— begin —
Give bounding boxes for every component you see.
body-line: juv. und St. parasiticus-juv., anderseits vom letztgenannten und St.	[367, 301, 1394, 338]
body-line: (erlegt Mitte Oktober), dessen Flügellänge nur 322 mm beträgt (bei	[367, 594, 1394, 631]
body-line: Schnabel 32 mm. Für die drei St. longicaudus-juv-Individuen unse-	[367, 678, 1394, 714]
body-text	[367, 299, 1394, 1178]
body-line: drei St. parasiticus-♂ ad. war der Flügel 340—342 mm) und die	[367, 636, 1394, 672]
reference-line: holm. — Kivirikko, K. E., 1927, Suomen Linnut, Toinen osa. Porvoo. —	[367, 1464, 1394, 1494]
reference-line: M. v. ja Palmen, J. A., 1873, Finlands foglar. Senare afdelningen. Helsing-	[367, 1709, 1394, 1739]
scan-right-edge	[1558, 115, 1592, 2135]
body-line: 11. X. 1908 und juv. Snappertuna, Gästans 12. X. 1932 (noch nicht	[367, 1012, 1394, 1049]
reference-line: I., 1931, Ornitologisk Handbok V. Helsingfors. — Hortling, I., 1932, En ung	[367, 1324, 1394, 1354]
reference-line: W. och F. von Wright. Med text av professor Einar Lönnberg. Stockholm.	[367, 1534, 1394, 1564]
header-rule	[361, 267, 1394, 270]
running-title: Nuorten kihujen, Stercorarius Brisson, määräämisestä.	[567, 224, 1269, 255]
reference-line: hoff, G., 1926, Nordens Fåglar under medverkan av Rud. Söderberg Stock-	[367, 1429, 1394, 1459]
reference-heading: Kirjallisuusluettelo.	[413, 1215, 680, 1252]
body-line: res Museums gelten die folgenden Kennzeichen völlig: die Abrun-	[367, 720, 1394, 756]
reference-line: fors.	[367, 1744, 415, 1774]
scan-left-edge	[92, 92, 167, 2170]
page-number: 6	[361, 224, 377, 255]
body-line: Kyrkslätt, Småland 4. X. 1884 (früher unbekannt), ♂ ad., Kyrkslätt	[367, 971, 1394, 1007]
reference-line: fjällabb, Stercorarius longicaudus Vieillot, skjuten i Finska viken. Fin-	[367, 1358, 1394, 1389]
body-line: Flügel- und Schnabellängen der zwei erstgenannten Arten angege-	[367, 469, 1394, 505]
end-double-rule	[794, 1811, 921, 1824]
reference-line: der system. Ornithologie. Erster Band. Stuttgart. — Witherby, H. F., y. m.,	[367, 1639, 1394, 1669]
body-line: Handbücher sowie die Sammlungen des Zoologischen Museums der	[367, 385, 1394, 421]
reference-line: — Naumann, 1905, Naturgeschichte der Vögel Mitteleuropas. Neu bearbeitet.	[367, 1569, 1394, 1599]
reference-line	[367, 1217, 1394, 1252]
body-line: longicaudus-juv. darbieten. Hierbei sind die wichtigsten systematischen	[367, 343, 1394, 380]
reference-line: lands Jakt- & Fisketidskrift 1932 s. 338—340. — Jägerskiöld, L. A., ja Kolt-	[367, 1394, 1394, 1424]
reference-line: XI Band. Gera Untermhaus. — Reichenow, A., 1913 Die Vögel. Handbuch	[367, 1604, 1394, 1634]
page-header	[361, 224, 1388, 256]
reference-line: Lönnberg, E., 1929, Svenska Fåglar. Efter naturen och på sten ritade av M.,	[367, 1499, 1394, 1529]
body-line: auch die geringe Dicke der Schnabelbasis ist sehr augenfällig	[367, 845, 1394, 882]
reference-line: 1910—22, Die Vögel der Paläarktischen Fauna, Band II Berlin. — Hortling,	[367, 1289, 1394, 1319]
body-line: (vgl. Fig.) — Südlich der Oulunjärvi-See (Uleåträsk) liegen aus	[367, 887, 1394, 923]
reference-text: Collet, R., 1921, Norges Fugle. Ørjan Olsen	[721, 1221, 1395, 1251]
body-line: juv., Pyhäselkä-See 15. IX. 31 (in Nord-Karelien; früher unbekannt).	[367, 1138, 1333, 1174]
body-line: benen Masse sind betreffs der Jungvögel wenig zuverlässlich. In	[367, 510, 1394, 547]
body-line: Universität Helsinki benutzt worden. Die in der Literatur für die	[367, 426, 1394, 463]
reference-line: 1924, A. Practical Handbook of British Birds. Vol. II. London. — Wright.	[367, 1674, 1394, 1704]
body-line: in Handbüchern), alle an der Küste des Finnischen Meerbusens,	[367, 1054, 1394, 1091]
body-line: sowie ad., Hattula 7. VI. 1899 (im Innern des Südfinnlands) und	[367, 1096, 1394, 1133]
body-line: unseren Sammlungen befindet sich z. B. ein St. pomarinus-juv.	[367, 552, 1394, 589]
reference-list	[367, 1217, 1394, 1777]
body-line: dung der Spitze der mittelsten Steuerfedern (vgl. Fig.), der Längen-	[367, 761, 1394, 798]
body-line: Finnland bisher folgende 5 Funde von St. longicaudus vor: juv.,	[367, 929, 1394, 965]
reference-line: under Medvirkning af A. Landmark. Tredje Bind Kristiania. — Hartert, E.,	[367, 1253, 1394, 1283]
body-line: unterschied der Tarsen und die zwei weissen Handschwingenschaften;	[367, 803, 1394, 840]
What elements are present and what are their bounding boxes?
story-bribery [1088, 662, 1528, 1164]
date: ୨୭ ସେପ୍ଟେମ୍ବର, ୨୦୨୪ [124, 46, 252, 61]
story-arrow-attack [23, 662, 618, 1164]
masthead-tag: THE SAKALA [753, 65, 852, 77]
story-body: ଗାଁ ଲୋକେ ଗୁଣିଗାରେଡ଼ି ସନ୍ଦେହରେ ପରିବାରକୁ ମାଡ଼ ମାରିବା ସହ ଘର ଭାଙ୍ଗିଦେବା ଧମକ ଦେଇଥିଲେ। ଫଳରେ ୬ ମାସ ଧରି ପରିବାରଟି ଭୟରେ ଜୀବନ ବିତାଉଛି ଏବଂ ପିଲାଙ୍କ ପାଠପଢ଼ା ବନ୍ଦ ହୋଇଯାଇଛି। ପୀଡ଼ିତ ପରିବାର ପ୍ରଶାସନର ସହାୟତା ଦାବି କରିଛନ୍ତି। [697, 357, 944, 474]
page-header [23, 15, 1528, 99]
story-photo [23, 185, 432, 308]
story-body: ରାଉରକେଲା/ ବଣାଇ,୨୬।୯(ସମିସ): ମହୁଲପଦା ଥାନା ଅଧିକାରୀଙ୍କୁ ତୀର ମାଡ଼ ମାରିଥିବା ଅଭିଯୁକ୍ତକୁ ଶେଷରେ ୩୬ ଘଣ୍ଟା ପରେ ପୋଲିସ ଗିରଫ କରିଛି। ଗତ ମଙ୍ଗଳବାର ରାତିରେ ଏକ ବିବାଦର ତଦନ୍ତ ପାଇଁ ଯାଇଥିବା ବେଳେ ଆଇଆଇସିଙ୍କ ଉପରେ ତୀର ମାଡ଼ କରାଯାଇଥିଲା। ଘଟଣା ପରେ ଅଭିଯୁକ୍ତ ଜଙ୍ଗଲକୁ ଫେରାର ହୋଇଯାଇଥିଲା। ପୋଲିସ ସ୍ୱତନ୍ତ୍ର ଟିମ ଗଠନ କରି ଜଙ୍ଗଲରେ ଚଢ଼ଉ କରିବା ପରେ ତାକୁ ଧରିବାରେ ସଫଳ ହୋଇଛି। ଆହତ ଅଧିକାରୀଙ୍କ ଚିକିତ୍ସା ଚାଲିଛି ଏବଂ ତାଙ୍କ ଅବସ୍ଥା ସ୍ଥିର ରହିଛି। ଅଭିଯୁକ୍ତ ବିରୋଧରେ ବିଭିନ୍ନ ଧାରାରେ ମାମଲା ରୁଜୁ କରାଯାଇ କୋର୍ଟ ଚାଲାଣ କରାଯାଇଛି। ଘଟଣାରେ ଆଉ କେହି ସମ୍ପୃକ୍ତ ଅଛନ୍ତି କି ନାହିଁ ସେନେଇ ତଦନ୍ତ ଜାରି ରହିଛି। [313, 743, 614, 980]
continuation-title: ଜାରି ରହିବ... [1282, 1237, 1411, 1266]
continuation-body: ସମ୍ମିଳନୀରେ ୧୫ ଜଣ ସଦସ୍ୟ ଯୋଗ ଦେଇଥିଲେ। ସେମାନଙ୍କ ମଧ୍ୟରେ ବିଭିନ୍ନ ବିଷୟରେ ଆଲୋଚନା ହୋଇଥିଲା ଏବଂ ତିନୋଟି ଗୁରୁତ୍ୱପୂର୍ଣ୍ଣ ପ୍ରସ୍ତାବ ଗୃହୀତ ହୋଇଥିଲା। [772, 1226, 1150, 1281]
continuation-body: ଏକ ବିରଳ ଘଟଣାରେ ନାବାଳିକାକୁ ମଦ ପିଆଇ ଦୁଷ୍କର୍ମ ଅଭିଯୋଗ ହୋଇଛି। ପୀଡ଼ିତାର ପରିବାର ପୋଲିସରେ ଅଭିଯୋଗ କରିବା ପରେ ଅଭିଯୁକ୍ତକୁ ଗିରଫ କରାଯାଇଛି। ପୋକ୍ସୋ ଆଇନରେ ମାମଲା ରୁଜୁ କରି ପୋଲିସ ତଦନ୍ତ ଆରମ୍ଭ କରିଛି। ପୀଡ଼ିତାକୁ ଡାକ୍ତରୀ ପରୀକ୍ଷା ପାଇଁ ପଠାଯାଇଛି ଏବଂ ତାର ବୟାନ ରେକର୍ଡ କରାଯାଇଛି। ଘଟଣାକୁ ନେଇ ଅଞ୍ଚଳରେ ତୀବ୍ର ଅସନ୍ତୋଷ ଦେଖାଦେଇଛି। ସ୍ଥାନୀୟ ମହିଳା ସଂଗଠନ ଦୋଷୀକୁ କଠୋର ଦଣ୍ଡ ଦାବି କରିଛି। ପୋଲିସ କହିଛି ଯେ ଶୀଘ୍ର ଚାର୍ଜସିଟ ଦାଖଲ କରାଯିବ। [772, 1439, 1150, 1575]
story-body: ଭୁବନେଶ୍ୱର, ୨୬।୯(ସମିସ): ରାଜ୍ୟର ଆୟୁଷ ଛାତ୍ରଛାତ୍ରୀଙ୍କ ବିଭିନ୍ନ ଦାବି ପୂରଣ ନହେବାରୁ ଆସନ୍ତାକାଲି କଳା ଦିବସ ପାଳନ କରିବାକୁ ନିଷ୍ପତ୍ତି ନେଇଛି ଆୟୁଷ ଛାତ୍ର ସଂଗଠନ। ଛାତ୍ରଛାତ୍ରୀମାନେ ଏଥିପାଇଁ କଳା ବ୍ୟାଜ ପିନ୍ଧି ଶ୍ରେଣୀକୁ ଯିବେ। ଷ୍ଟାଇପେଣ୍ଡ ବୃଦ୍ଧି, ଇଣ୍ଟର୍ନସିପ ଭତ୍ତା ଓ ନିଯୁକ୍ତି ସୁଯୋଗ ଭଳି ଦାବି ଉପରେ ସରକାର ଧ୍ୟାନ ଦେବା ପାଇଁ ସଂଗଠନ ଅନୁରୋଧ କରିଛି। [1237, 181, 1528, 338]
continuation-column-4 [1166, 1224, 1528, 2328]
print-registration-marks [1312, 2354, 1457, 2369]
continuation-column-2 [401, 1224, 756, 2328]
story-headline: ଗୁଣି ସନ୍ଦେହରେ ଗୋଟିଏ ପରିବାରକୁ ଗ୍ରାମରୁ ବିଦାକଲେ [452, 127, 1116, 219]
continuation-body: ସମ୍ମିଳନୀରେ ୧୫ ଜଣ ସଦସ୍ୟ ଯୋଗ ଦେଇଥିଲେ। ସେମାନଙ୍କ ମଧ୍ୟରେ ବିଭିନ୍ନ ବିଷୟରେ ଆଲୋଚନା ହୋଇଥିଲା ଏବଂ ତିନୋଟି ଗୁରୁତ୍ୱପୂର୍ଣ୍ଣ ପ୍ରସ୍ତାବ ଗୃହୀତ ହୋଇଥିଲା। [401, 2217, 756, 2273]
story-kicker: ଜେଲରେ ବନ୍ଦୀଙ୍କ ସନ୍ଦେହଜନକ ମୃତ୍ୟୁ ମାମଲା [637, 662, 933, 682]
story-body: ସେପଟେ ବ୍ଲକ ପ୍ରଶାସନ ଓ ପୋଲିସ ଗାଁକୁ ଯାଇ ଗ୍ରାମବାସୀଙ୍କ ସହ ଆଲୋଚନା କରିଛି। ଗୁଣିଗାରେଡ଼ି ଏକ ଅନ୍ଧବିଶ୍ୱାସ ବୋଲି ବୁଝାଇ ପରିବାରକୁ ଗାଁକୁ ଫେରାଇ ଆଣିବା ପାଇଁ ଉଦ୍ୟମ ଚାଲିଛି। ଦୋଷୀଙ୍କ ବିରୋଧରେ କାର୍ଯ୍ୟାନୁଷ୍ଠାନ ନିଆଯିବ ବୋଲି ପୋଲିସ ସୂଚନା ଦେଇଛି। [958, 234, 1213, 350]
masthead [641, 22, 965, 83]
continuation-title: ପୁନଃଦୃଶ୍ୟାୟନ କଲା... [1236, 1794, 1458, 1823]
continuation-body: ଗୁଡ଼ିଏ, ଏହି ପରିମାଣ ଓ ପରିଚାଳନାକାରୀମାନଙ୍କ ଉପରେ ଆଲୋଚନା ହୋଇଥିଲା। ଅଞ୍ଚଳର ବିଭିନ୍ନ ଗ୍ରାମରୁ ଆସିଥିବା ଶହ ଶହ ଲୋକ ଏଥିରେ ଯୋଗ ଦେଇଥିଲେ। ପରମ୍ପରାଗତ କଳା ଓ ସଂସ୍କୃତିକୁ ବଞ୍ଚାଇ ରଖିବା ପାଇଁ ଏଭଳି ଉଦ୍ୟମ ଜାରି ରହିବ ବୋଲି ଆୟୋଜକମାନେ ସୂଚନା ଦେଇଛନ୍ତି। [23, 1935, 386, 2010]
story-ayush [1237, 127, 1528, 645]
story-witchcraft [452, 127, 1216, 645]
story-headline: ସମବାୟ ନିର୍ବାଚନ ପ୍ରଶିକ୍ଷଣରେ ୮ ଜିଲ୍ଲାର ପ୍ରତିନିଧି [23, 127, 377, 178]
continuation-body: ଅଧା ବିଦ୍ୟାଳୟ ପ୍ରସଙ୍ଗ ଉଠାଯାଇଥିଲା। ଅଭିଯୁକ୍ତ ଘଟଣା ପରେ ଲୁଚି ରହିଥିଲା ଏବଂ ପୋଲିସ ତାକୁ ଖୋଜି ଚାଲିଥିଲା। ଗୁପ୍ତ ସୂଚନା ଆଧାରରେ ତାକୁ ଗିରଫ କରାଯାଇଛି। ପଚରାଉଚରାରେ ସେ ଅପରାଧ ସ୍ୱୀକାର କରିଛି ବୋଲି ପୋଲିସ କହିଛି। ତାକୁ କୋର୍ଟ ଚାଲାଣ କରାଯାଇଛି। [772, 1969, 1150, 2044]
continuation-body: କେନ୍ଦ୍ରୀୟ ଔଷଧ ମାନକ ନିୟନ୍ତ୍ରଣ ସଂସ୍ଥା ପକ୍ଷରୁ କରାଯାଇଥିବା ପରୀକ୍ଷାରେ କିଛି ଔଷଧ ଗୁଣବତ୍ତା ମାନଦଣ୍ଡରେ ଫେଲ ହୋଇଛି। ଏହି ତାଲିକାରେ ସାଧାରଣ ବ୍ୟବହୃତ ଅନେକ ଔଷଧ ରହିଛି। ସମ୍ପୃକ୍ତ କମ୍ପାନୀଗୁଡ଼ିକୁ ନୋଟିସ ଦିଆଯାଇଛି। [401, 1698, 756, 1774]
— end —
Goal of the exercise: Reproduce the records word for word, starting at their first line and ending with the line that contains "267, 1394, 270]".

Response for this exercise:
Give bounding boxes for every component you see.
body-line: juv. und St. parasiticus-juv., anderseits vom letztgenannten und St.	[367, 301, 1394, 338]
body-line: (erlegt Mitte Oktober), dessen Flügellänge nur 322 mm beträgt (bei	[367, 594, 1394, 631]
body-line: Schnabel 32 mm. Für die drei St. longicaudus-juv-Individuen unse-	[367, 678, 1394, 714]
body-text	[367, 299, 1394, 1178]
body-line: drei St. parasiticus-♂ ad. war der Flügel 340—342 mm) und die	[367, 636, 1394, 672]
reference-line: holm. — Kivirikko, K. E., 1927, Suomen Linnut, Toinen osa. Porvoo. —	[367, 1464, 1394, 1494]
reference-line: M. v. ja Palmen, J. A., 1873, Finlands foglar. Senare afdelningen. Helsing-	[367, 1709, 1394, 1739]
scan-right-edge	[1558, 115, 1592, 2135]
body-line: 11. X. 1908 und juv. Snappertuna, Gästans 12. X. 1932 (noch nicht	[367, 1012, 1394, 1049]
reference-line: I., 1931, Ornitologisk Handbok V. Helsingfors. — Hortling, I., 1932, En ung	[367, 1324, 1394, 1354]
reference-line: W. och F. von Wright. Med text av professor Einar Lönnberg. Stockholm.	[367, 1534, 1394, 1564]
header-rule	[361, 267, 1394, 270]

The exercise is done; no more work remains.